### Records provided
- - - - - - -

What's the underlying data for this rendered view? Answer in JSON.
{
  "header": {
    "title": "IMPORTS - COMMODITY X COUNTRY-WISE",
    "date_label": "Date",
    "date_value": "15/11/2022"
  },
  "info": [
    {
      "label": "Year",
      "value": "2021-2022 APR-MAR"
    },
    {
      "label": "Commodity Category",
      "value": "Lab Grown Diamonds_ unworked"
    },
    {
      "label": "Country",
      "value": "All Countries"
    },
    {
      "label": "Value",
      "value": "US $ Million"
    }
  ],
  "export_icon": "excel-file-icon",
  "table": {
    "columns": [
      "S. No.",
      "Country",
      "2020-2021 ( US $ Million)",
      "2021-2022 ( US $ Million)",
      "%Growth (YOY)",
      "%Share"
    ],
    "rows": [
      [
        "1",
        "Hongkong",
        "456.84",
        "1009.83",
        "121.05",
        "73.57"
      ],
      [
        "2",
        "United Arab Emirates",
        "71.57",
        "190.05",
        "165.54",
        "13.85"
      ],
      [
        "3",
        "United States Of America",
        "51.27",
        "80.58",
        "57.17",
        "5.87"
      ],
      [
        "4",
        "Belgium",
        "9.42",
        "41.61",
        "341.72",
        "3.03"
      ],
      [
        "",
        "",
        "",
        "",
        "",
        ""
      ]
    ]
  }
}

- - - - - - -

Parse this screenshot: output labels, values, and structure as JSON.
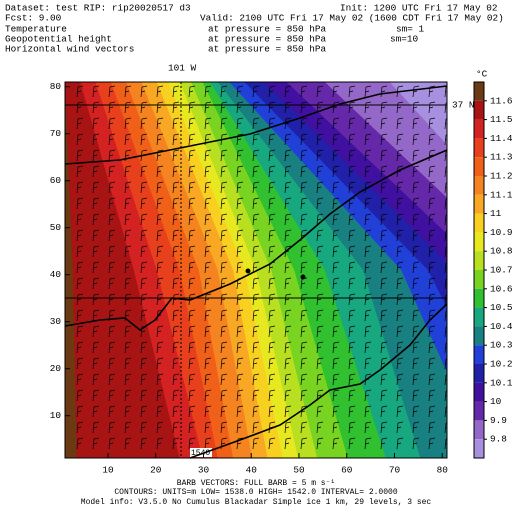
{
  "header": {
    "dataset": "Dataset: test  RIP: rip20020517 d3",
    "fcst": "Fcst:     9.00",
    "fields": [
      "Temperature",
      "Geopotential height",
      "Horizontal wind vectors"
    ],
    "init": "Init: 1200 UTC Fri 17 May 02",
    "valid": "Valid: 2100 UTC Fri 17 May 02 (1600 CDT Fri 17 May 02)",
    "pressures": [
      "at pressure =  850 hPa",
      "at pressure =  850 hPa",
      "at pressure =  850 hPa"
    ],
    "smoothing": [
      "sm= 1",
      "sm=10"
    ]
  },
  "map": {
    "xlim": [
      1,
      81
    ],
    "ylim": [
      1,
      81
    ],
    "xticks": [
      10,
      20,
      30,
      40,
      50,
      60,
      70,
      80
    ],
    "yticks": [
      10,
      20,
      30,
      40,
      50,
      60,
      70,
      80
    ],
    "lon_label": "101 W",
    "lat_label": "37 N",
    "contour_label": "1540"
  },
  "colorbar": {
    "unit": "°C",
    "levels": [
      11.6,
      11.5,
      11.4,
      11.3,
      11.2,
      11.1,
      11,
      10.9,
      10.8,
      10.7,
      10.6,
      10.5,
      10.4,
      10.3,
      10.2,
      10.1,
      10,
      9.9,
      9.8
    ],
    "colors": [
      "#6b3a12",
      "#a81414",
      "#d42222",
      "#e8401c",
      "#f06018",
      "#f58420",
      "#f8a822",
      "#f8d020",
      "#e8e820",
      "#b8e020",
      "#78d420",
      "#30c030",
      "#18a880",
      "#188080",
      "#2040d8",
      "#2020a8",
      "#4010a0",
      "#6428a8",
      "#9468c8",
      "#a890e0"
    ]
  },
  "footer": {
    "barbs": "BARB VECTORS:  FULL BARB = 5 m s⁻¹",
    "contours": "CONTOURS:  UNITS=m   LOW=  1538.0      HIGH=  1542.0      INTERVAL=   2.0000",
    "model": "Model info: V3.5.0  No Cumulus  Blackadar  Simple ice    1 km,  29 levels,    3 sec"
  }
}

- - - - - - -

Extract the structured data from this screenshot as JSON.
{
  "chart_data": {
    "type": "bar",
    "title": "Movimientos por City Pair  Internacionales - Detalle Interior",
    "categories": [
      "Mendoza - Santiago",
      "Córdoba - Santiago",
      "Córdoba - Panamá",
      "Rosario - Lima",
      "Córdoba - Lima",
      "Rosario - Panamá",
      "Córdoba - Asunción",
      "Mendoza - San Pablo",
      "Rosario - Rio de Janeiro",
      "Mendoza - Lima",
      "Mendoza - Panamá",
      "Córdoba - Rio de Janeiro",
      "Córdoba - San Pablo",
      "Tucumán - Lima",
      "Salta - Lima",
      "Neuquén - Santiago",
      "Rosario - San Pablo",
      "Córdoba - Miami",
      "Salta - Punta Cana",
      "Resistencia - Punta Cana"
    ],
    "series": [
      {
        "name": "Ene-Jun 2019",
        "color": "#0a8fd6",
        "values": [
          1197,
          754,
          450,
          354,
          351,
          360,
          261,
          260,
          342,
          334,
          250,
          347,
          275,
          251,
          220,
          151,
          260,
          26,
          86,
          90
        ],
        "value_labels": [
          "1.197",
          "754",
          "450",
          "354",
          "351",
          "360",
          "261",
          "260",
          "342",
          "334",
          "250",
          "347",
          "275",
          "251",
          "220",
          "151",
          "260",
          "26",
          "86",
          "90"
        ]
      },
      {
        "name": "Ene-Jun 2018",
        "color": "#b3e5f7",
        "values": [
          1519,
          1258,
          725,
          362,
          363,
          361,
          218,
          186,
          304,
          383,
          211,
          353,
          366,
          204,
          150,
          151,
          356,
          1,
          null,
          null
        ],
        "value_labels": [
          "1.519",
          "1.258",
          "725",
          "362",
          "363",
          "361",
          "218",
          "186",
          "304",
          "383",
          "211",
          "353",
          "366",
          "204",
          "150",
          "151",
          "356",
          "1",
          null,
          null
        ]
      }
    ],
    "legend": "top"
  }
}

- - - - - - -

### What you need to do
Identify the lines above with the word "Million". Copy them.

### Written answer
      "value": "US $ Million"
      "2020-2021 ( US $ Million)",
      "2021-2022 ( US $ Million)",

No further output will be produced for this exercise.